Data extracted from a collection
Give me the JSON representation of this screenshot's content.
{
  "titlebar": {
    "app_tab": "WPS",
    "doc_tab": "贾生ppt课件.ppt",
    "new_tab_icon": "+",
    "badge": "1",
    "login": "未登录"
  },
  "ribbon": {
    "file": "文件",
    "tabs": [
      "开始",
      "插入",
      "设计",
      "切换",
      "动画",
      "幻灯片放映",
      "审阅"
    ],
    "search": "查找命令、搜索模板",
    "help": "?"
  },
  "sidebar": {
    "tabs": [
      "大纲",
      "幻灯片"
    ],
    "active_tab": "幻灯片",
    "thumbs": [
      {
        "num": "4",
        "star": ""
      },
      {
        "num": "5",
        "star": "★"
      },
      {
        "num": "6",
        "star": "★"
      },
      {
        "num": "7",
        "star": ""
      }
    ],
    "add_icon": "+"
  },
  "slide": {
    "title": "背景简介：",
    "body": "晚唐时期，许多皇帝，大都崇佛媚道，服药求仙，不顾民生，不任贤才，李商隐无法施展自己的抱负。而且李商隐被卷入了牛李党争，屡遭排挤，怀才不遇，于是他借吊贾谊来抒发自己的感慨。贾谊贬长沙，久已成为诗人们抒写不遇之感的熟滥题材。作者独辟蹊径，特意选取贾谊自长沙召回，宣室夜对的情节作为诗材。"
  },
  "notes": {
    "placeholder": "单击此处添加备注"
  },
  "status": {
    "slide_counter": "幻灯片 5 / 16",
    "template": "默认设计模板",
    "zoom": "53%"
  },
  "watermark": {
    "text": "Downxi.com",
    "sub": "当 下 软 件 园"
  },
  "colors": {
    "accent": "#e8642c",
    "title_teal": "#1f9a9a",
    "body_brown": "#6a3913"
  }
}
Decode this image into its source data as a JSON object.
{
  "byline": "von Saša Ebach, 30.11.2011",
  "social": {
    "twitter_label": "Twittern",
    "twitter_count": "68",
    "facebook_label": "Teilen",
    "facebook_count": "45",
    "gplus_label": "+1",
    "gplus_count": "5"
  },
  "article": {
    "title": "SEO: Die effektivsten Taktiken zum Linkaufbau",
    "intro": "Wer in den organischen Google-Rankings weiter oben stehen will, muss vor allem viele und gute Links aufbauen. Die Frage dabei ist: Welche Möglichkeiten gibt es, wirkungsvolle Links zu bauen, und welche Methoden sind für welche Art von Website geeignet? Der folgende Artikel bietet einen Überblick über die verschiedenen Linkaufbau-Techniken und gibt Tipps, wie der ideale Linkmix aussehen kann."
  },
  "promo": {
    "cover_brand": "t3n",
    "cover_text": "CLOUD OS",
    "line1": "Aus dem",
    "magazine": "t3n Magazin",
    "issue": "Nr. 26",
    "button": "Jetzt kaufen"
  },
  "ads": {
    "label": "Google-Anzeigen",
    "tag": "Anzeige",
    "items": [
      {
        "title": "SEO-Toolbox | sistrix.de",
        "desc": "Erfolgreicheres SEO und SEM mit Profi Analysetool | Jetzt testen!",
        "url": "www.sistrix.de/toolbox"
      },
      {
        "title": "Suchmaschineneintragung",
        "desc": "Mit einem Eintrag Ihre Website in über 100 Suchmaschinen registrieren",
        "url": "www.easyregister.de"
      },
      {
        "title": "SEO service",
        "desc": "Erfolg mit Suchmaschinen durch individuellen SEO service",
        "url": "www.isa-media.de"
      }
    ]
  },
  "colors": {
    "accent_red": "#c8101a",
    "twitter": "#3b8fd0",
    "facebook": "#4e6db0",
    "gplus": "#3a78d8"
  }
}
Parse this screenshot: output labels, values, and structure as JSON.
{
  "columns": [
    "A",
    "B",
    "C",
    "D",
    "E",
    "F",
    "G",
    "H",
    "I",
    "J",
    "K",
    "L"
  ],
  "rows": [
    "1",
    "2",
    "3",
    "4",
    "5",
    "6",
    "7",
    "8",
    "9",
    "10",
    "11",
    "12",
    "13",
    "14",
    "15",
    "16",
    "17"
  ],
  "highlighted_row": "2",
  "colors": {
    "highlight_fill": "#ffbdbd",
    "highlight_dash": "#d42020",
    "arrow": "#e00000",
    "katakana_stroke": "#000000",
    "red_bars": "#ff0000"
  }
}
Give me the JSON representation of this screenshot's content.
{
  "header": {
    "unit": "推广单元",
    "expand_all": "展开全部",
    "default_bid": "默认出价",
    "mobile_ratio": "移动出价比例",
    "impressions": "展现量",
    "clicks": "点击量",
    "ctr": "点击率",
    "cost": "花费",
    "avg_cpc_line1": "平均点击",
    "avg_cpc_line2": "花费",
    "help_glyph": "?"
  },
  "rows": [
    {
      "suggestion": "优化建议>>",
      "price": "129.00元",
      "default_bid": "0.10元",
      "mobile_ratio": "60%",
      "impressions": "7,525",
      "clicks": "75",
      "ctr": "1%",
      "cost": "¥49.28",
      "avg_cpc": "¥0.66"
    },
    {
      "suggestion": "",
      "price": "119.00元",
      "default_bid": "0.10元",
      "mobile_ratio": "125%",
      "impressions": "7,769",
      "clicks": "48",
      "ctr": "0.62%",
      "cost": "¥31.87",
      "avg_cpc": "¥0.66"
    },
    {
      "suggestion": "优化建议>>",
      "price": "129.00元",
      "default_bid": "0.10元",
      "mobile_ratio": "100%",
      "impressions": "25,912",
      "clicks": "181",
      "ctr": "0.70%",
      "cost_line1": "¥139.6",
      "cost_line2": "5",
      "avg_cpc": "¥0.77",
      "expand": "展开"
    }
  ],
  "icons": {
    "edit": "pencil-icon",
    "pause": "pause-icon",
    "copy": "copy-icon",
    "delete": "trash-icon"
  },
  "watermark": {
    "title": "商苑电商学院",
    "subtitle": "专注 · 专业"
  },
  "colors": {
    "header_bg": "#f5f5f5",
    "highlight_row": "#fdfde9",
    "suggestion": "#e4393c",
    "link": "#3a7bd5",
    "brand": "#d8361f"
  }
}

— Directions for this task —
Of all the lines above, how many contain the word "über"? Give the number and nothing else.

— Expected output —
2